* **DATA**
[start]
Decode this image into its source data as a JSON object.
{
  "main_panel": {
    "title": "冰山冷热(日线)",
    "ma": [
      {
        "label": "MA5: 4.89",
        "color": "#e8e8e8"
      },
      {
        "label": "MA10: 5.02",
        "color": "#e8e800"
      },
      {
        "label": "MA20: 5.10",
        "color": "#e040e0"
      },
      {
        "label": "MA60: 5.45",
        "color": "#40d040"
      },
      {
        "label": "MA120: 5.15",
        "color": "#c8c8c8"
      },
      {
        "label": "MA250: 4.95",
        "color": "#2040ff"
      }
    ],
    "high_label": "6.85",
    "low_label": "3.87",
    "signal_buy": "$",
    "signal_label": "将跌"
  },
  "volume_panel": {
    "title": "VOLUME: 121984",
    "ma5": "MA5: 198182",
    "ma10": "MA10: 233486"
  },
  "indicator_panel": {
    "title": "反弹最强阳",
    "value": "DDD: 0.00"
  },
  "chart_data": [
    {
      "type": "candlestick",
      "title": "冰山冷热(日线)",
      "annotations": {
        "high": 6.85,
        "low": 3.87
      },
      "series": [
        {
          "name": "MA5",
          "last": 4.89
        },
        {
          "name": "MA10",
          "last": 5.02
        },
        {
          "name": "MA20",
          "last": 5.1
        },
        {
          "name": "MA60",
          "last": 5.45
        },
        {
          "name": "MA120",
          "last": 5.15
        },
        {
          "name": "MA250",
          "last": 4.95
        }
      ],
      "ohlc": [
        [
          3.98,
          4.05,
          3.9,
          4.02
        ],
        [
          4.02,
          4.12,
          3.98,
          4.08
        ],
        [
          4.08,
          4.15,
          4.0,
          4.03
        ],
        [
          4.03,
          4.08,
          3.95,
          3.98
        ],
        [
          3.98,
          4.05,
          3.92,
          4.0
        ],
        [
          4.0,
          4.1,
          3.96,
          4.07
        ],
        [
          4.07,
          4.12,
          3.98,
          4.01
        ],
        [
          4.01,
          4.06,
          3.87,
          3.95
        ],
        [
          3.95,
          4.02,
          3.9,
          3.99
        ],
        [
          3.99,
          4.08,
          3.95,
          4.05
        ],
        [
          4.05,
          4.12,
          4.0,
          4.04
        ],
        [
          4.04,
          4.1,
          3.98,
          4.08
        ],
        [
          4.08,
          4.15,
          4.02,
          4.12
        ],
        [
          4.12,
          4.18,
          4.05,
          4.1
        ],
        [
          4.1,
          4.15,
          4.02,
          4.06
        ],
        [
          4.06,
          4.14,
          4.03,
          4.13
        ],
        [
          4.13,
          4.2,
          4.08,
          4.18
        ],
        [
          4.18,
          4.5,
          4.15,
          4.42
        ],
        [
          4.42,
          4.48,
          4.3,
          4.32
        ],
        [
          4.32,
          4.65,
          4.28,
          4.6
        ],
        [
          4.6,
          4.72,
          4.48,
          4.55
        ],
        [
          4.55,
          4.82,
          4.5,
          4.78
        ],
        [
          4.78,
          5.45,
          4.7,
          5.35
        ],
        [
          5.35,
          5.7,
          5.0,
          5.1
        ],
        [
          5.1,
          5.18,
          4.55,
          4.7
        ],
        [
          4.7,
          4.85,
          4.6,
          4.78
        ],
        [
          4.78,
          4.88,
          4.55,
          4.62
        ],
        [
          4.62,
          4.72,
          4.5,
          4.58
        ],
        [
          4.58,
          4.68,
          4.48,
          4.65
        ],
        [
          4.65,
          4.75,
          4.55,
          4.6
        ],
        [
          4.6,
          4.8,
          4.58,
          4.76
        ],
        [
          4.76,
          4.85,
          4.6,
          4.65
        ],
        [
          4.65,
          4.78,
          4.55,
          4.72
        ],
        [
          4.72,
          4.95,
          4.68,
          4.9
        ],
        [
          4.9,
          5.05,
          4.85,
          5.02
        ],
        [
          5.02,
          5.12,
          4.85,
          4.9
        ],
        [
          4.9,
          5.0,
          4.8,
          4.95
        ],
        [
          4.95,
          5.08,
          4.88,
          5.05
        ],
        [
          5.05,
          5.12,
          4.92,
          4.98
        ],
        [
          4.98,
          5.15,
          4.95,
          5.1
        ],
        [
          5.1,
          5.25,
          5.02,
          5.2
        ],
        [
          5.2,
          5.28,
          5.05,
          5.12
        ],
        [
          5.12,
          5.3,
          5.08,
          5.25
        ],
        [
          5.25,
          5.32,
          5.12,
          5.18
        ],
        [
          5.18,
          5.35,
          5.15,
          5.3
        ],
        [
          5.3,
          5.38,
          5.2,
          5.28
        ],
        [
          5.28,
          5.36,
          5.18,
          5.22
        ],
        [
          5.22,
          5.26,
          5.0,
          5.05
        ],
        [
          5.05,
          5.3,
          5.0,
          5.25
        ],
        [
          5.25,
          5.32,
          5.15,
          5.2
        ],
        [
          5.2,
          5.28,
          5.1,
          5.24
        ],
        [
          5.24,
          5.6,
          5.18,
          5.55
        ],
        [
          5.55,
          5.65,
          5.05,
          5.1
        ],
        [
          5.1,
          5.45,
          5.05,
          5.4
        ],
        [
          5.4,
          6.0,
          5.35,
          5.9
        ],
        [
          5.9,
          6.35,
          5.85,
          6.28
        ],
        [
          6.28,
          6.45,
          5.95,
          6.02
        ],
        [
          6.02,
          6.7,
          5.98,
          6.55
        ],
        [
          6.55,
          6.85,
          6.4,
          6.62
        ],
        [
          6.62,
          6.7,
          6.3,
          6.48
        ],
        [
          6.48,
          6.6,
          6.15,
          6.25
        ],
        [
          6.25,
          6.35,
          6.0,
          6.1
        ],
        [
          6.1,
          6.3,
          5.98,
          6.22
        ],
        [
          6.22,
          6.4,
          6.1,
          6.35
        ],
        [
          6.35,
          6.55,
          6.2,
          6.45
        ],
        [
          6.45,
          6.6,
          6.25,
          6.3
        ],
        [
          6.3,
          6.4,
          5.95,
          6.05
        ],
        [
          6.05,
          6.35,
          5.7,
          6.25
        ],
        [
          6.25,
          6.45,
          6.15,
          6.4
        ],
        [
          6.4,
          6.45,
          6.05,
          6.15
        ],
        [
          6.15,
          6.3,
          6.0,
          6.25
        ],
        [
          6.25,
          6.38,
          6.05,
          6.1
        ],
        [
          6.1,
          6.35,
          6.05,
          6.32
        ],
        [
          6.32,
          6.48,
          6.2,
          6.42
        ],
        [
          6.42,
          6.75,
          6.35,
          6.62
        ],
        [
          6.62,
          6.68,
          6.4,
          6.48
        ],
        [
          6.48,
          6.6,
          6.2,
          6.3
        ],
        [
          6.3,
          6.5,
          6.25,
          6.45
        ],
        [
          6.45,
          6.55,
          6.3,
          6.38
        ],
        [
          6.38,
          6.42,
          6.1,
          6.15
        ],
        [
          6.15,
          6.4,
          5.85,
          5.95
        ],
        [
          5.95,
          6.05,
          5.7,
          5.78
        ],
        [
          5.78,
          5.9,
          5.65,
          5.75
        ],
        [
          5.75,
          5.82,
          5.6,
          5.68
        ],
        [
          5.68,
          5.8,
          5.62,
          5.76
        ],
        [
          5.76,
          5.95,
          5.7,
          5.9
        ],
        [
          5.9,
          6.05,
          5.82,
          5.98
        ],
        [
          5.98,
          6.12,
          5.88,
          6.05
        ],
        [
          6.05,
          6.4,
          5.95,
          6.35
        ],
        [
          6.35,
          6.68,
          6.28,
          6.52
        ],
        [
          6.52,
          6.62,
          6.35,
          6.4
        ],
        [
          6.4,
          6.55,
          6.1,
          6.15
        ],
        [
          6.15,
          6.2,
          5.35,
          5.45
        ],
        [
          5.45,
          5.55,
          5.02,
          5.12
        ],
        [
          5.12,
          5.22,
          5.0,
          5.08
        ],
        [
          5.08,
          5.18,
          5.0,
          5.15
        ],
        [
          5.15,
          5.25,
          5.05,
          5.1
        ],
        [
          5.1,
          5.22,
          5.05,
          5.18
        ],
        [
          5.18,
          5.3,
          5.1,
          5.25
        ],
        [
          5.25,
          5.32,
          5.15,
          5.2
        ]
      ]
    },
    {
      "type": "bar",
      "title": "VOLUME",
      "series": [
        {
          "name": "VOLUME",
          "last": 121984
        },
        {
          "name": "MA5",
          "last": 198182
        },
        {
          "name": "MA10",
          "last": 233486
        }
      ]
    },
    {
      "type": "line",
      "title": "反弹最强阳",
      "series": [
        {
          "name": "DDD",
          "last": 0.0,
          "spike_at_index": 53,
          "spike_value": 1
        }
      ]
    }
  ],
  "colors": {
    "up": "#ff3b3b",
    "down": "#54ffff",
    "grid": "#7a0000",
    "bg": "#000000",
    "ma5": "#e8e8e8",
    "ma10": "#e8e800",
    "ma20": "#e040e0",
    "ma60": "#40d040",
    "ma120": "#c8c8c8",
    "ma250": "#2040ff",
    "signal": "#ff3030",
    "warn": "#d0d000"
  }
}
[end]
* **PROBLEM STATEMENT**
Pull every line containing the word "name" out of the material and copy it.

* **FULL ANSWER**
          "name": "MA5",
          "name": "MA10",
          "name": "MA20",
          "name": "MA60",
          "name": "MA120",
          "name": "MA250",
          "name": "VOLUME",
          "name": "MA5",
          "name": "MA10",
          "name": "DDD",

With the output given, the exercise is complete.